*** Record set Section Begins ***

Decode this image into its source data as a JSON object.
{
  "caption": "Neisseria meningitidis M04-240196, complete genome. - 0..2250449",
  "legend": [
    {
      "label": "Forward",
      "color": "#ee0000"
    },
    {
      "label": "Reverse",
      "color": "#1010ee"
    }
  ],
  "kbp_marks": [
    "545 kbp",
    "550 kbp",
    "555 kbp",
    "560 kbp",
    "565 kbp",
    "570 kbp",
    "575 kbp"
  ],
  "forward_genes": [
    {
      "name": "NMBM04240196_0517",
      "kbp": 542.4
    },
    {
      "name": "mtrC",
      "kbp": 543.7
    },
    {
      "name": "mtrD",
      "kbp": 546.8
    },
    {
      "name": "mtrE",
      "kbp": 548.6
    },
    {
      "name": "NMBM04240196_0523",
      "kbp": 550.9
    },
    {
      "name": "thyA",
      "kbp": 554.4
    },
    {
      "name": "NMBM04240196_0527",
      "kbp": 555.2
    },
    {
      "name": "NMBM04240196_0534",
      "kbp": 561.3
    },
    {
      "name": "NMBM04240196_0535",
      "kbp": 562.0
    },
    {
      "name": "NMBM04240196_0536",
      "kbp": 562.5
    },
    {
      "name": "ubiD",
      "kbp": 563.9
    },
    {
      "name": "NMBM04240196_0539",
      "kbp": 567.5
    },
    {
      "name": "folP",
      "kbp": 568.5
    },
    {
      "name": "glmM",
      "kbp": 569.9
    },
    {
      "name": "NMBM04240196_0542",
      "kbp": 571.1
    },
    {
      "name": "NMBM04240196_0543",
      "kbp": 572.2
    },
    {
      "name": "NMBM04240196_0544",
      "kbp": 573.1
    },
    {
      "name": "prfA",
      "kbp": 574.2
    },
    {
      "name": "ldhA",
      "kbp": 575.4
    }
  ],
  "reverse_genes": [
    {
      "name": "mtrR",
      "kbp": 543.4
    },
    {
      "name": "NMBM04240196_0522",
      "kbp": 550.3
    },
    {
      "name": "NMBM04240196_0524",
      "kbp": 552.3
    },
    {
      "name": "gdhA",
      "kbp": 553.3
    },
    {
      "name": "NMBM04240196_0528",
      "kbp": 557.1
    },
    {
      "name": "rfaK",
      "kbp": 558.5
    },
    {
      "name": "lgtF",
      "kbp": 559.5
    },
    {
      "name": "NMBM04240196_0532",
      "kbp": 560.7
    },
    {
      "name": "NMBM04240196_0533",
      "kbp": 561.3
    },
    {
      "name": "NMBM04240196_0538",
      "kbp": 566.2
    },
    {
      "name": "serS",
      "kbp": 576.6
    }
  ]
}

*** Record set Section Ends ***

### Action item
Nothing in the records should change when you repeat them all.

### The completed task
Decode this image into its source data as a JSON object.
{
  "caption": "Neisseria meningitidis M04-240196, complete genome. - 0..2250449",
  "legend": [
    {
      "label": "Forward",
      "color": "#ee0000"
    },
    {
      "label": "Reverse",
      "color": "#1010ee"
    }
  ],
  "kbp_marks": [
    "545 kbp",
    "550 kbp",
    "555 kbp",
    "560 kbp",
    "565 kbp",
    "570 kbp",
    "575 kbp"
  ],
  "forward_genes": [
    {
      "name": "NMBM04240196_0517",
      "kbp": 542.4
    },
    {
      "name": "mtrC",
      "kbp": 543.7
    },
    {
      "name": "mtrD",
      "kbp": 546.8
    },
    {
      "name": "mtrE",
      "kbp": 548.6
    },
    {
      "name": "NMBM04240196_0523",
      "kbp": 550.9
    },
    {
      "name": "thyA",
      "kbp": 554.4
    },
    {
      "name": "NMBM04240196_0527",
      "kbp": 555.2
    },
    {
      "name": "NMBM04240196_0534",
      "kbp": 561.3
    },
    {
      "name": "NMBM04240196_0535",
      "kbp": 562.0
    },
    {
      "name": "NMBM04240196_0536",
      "kbp": 562.5
    },
    {
      "name": "ubiD",
      "kbp": 563.9
    },
    {
      "name": "NMBM04240196_0539",
      "kbp": 567.5
    },
    {
      "name": "folP",
      "kbp": 568.5
    },
    {
      "name": "glmM",
      "kbp": 569.9
    },
    {
      "name": "NMBM04240196_0542",
      "kbp": 571.1
    },
    {
      "name": "NMBM04240196_0543",
      "kbp": 572.2
    },
    {
      "name": "NMBM04240196_0544",
      "kbp": 573.1
    },
    {
      "name": "prfA",
      "kbp": 574.2
    },
    {
      "name": "ldhA",
      "kbp": 575.4
    }
  ],
  "reverse_genes": [
    {
      "name": "mtrR",
      "kbp": 543.4
    },
    {
      "name": "NMBM04240196_0522",
      "kbp": 550.3
    },
    {
      "name": "NMBM04240196_0524",
      "kbp": 552.3
    },
    {
      "name": "gdhA",
      "kbp": 553.3
    },
    {
      "name": "NMBM04240196_0528",
      "kbp": 557.1
    },
    {
      "name": "rfaK",
      "kbp": 558.5
    },
    {
      "name": "lgtF",
      "kbp": 559.5
    },
    {
      "name": "NMBM04240196_0532",
      "kbp": 560.7
    },
    {
      "name": "NMBM04240196_0533",
      "kbp": 561.3
    },
    {
      "name": "NMBM04240196_0538",
      "kbp": 566.2
    },
    {
      "name": "serS",
      "kbp": 576.6
    }
  ]
}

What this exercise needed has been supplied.